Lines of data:
-*-*-
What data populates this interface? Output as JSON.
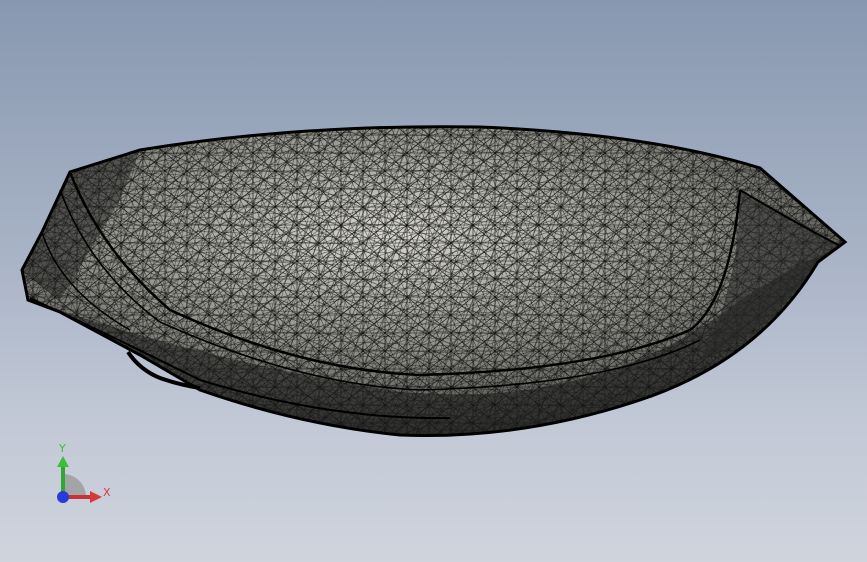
{
  "viewport": {
    "background_top": "#8898b0",
    "background_bottom": "#cfd4dd"
  },
  "model": {
    "mesh_color": "#111111",
    "surface_color": "#bdbdb3",
    "style": "wireframe-triangulated-mesh"
  },
  "triad": {
    "x_label": "X",
    "y_label": "Y",
    "x_color": "#d83a3a",
    "y_color": "#3bbf3b",
    "z_color": "#2a3ad8"
  }
}
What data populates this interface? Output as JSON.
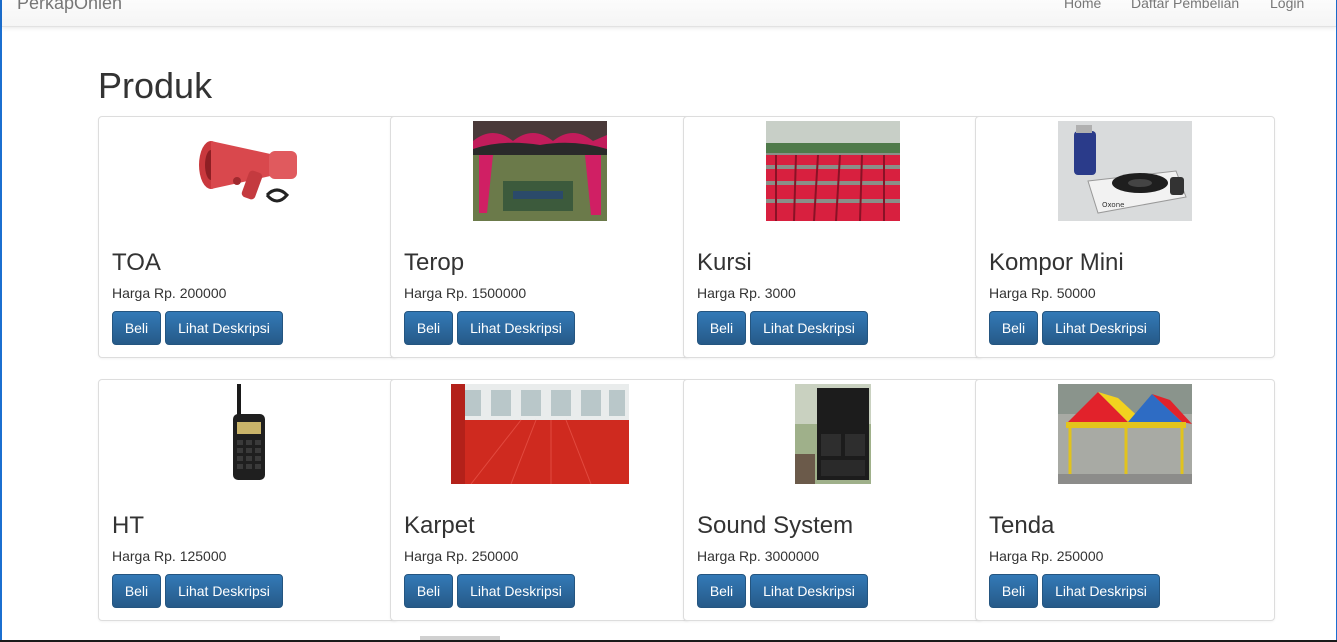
{
  "navbar": {
    "brand": "PerkapOnlen",
    "links": [
      "Home",
      "Daftar Pembelian",
      "Login"
    ]
  },
  "page": {
    "title": "Produk"
  },
  "products": [
    {
      "name": "TOA",
      "price": "Harga Rp. 200000",
      "buy_label": "Beli",
      "desc_label": "Lihat Deskripsi",
      "icon": "megaphone-icon"
    },
    {
      "name": "Terop",
      "price": "Harga Rp. 1500000",
      "buy_label": "Beli",
      "desc_label": "Lihat Deskripsi",
      "icon": "canopy-icon"
    },
    {
      "name": "Kursi",
      "price": "Harga Rp. 3000",
      "buy_label": "Beli",
      "desc_label": "Lihat Deskripsi",
      "icon": "chairs-icon"
    },
    {
      "name": "Kompor Mini",
      "price": "Harga Rp. 50000",
      "buy_label": "Beli",
      "desc_label": "Lihat Deskripsi",
      "icon": "stove-icon"
    },
    {
      "name": "HT",
      "price": "Harga Rp. 125000",
      "buy_label": "Beli",
      "desc_label": "Lihat Deskripsi",
      "icon": "radio-icon"
    },
    {
      "name": "Karpet",
      "price": "Harga Rp. 250000",
      "buy_label": "Beli",
      "desc_label": "Lihat Deskripsi",
      "icon": "carpet-icon"
    },
    {
      "name": "Sound System",
      "price": "Harga Rp. 3000000",
      "buy_label": "Beli",
      "desc_label": "Lihat Deskripsi",
      "icon": "speaker-icon"
    },
    {
      "name": "Tenda",
      "price": "Harga Rp. 250000",
      "buy_label": "Beli",
      "desc_label": "Lihat Deskripsi",
      "icon": "tent-icon"
    }
  ],
  "colors": {
    "primary": "#337ab7",
    "primary_dark": "#265a88",
    "text": "#333333",
    "nav_text": "#777777"
  }
}
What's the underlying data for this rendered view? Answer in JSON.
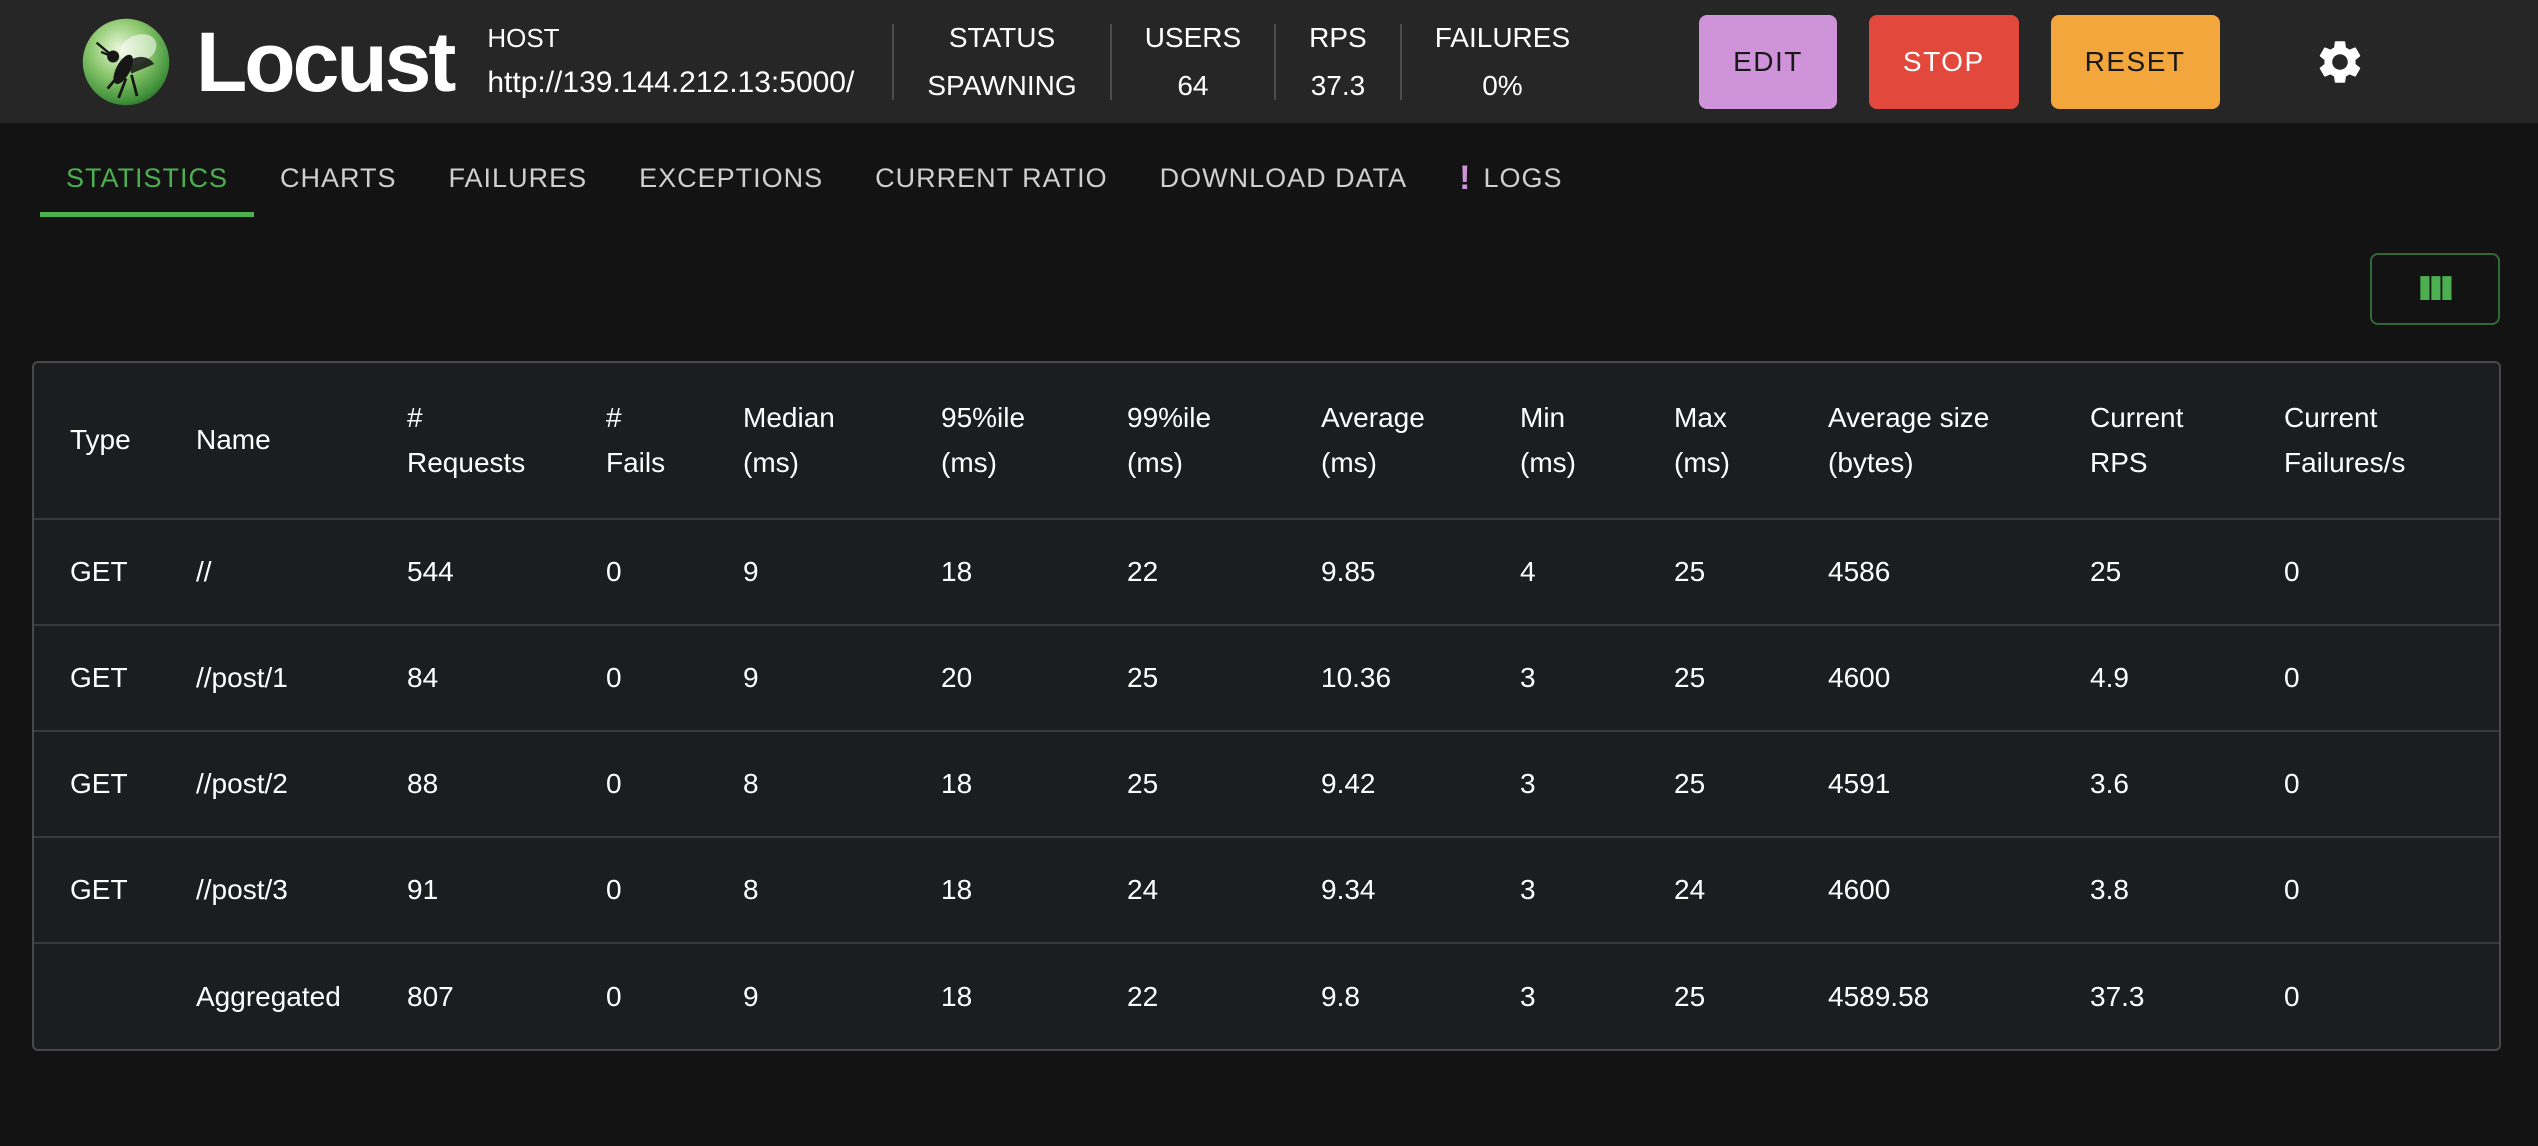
{
  "app": {
    "title": "Locust"
  },
  "header": {
    "host": {
      "label": "HOST",
      "value": "http://139.144.212.13:5000/"
    },
    "stats": [
      {
        "label": "STATUS",
        "value": "SPAWNING"
      },
      {
        "label": "USERS",
        "value": "64"
      },
      {
        "label": "RPS",
        "value": "37.3"
      },
      {
        "label": "FAILURES",
        "value": "0%"
      }
    ],
    "buttons": {
      "edit": "EDIT",
      "stop": "STOP",
      "reset": "RESET"
    },
    "icons": {
      "settings": "gear-icon",
      "logo": "locust-logo"
    }
  },
  "tabs": {
    "active": "STATISTICS",
    "logs_badge": "!",
    "items": [
      {
        "label": "STATISTICS"
      },
      {
        "label": "CHARTS"
      },
      {
        "label": "FAILURES"
      },
      {
        "label": "EXCEPTIONS"
      },
      {
        "label": "CURRENT RATIO"
      },
      {
        "label": "DOWNLOAD DATA"
      },
      {
        "label": "LOGS"
      }
    ]
  },
  "toolbar": {
    "icons": {
      "column_selector": "view-columns-icon"
    }
  },
  "colors": {
    "accent_green": "#4caf50",
    "edit_purple": "#ce93d8",
    "stop_red": "#e2493c",
    "reset_orange": "#f2a63c",
    "logs_badge_purple": "#ce93d8",
    "header_bg": "#262626",
    "page_bg": "#131314",
    "table_bg": "#1c1d1e"
  },
  "table": {
    "columns": [
      {
        "l1": "Type"
      },
      {
        "l1": "Name"
      },
      {
        "l1": "#",
        "l2": "Requests"
      },
      {
        "l1": "#",
        "l2": "Fails"
      },
      {
        "l1": "Median",
        "l2": "(ms)"
      },
      {
        "l1": "95%ile",
        "l2": "(ms)"
      },
      {
        "l1": "99%ile",
        "l2": "(ms)"
      },
      {
        "l1": "Average",
        "l2": "(ms)"
      },
      {
        "l1": "Min",
        "l2": "(ms)"
      },
      {
        "l1": "Max",
        "l2": "(ms)"
      },
      {
        "l1": "Average size",
        "l2": "(bytes)"
      },
      {
        "l1": "Current",
        "l2": "RPS"
      },
      {
        "l1": "Current",
        "l2": "Failures/s"
      }
    ],
    "rows": [
      {
        "cells": [
          "GET",
          "//",
          "544",
          "0",
          "9",
          "18",
          "22",
          "9.85",
          "4",
          "25",
          "4586",
          "25",
          "0"
        ]
      },
      {
        "cells": [
          "GET",
          "//post/1",
          "84",
          "0",
          "9",
          "20",
          "25",
          "10.36",
          "3",
          "25",
          "4600",
          "4.9",
          "0"
        ]
      },
      {
        "cells": [
          "GET",
          "//post/2",
          "88",
          "0",
          "8",
          "18",
          "25",
          "9.42",
          "3",
          "25",
          "4591",
          "3.6",
          "0"
        ]
      },
      {
        "cells": [
          "GET",
          "//post/3",
          "91",
          "0",
          "8",
          "18",
          "24",
          "9.34",
          "3",
          "24",
          "4600",
          "3.8",
          "0"
        ]
      },
      {
        "cells": [
          "",
          "Aggregated",
          "807",
          "0",
          "9",
          "18",
          "22",
          "9.8",
          "3",
          "25",
          "4589.58",
          "37.3",
          "0"
        ]
      }
    ]
  }
}
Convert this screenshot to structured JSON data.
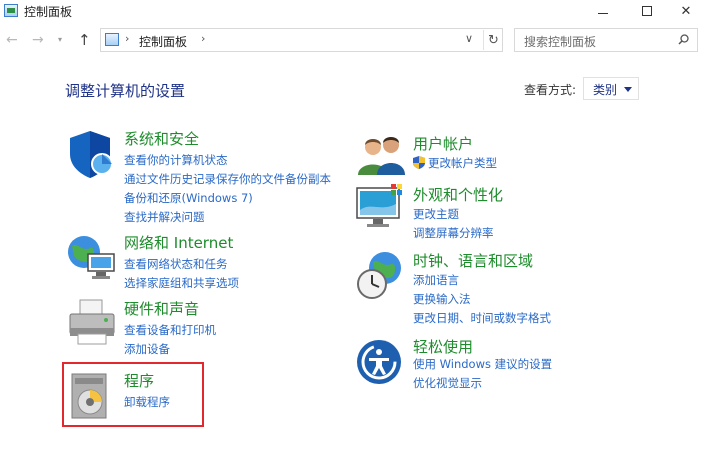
{
  "window": {
    "title": "控制面板",
    "minimize_glyph": "─",
    "close_glyph": "✕"
  },
  "nav": {
    "back_glyph": "←",
    "forward_glyph": "→",
    "recent_glyph": "▾",
    "up_glyph": "↑",
    "breadcrumb_sep": "›",
    "breadcrumb": "控制面板",
    "dropdown_glyph": "∨",
    "refresh_glyph": "↻",
    "search_placeholder": "搜索控制面板"
  },
  "header": {
    "title": "调整计算机的设置",
    "viewby_label": "查看方式:",
    "viewby_value": "类别"
  },
  "categories": {
    "system": {
      "title": "系统和安全",
      "links": [
        "查看你的计算机状态",
        "通过文件历史记录保存你的文件备份副本",
        "备份和还原(Windows 7)",
        "查找并解决问题"
      ]
    },
    "network": {
      "title": "网络和 Internet",
      "links": [
        "查看网络状态和任务",
        "选择家庭组和共享选项"
      ]
    },
    "hardware": {
      "title": "硬件和声音",
      "links": [
        "查看设备和打印机",
        "添加设备"
      ]
    },
    "programs": {
      "title": "程序",
      "links": [
        "卸载程序"
      ]
    },
    "users": {
      "title": "用户帐户",
      "links": [
        "更改帐户类型"
      ]
    },
    "appearance": {
      "title": "外观和个性化",
      "links": [
        "更改主题",
        "调整屏幕分辨率"
      ]
    },
    "clock": {
      "title": "时钟、语言和区域",
      "links": [
        "添加语言",
        "更换输入法",
        "更改日期、时间或数字格式"
      ]
    },
    "ease": {
      "title": "轻松使用",
      "links": [
        "使用 Windows 建议的设置",
        "优化视觉显示"
      ]
    }
  },
  "colors": {
    "category_title": "#1e8c2c",
    "link": "#2a6ac8",
    "heading": "#1e3287",
    "highlight_border": "#e0282e"
  },
  "icons": {
    "system": "security-shield-icon",
    "network": "network-globe-icon",
    "hardware": "printer-icon",
    "programs": "program-disc-icon",
    "users": "user-accounts-icon",
    "appearance": "display-personalization-icon",
    "clock": "clock-globe-icon",
    "ease": "ease-of-access-icon"
  }
}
-*-*-
• **Task to carry out**
Respond with the number of lines containing "appearance" and no additional words.

• **Result for this exercise**
2